* [Exercise description] The required output is the exact sequence of lines from the line holding "Read all visible content and emit it as JSON." to the end of the records, inclusive.

* [Extracted data]
========================================
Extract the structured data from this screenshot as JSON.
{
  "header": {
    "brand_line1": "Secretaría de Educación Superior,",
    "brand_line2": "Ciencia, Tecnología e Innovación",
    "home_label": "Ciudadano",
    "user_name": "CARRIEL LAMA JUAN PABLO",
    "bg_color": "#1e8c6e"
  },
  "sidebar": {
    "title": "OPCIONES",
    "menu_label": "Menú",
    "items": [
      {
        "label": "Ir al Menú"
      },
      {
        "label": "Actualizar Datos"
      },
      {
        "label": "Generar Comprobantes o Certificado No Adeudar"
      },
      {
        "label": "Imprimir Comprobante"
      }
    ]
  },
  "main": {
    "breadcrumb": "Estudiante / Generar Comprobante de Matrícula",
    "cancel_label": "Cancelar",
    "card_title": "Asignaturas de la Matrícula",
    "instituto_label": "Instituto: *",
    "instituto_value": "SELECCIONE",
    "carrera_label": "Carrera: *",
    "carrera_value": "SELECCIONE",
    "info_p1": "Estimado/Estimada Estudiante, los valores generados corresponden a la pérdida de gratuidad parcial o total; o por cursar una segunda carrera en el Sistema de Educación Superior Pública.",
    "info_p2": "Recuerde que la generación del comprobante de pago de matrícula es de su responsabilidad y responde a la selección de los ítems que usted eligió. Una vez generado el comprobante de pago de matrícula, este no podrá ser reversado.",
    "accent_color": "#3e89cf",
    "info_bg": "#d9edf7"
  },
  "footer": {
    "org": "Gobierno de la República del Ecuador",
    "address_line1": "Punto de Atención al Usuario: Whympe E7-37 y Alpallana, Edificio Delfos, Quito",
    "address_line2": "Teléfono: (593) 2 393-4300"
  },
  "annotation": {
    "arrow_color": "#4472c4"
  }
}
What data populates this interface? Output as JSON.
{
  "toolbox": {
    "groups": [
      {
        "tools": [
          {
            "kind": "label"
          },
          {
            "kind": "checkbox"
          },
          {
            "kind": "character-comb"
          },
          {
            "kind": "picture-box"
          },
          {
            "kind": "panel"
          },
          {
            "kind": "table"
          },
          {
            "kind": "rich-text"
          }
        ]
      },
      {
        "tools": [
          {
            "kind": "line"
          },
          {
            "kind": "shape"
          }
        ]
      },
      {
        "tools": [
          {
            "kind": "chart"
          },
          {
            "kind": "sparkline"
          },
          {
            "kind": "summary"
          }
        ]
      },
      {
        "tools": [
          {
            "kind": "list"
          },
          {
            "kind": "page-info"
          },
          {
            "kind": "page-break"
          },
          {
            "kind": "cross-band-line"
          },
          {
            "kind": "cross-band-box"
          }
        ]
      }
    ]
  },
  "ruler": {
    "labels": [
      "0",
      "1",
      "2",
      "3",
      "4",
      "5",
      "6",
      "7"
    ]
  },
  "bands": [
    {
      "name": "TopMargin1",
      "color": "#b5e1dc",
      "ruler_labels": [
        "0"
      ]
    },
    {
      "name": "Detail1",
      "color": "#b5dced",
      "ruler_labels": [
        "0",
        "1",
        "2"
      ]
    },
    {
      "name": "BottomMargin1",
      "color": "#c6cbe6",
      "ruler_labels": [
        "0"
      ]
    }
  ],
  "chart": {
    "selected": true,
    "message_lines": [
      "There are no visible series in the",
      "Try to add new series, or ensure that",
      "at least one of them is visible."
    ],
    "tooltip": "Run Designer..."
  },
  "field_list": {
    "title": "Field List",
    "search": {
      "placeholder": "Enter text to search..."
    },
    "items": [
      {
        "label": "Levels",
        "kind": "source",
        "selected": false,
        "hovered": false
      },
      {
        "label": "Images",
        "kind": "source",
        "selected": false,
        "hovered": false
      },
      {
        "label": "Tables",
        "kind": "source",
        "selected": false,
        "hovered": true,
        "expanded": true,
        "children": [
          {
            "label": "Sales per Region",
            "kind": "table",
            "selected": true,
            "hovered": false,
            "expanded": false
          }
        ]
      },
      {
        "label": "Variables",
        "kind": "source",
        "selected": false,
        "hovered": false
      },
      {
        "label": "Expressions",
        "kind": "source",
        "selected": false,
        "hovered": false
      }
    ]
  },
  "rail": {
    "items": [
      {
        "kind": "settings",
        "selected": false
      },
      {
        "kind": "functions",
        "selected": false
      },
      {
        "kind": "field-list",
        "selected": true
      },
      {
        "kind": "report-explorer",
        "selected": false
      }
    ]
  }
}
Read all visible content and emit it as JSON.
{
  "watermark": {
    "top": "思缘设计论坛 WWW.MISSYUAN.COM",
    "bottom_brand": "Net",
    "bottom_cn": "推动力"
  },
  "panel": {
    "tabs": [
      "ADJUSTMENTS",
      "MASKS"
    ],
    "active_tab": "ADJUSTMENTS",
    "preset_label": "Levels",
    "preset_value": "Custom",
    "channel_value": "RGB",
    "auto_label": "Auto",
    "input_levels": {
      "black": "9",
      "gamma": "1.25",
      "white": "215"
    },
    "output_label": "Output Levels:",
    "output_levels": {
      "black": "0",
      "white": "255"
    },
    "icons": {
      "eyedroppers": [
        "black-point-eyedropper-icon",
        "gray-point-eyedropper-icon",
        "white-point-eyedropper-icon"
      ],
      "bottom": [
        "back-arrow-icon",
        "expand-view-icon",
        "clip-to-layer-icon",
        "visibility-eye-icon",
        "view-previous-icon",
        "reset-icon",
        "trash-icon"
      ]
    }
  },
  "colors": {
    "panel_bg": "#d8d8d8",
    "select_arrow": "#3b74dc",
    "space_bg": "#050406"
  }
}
========================================
* [Task output]
Read all visible content and emit it as JSON.
{
  "watermark": {
    "top": "思缘设计论坛 WWW.MISSYUAN.COM",
    "bottom_brand": "Net",
    "bottom_cn": "推动力"
  },
  "panel": {
    "tabs": [
      "ADJUSTMENTS",
      "MASKS"
    ],
    "active_tab": "ADJUSTMENTS",
    "preset_label": "Levels",
    "preset_value": "Custom",
    "channel_value": "RGB",
    "auto_label": "Auto",
    "input_levels": {
      "black": "9",
      "gamma": "1.25",
      "white": "215"
    },
    "output_label": "Output Levels:",
    "output_levels": {
      "black": "0",
      "white": "255"
    },
    "icons": {
      "eyedroppers": [
        "black-point-eyedropper-icon",
        "gray-point-eyedropper-icon",
        "white-point-eyedropper-icon"
      ],
      "bottom": [
        "back-arrow-icon",
        "expand-view-icon",
        "clip-to-layer-icon",
        "visibility-eye-icon",
        "view-previous-icon",
        "reset-icon",
        "trash-icon"
      ]
    }
  },
  "colors": {
    "panel_bg": "#d8d8d8",
    "select_arrow": "#3b74dc",
    "space_bg": "#050406"
  }
}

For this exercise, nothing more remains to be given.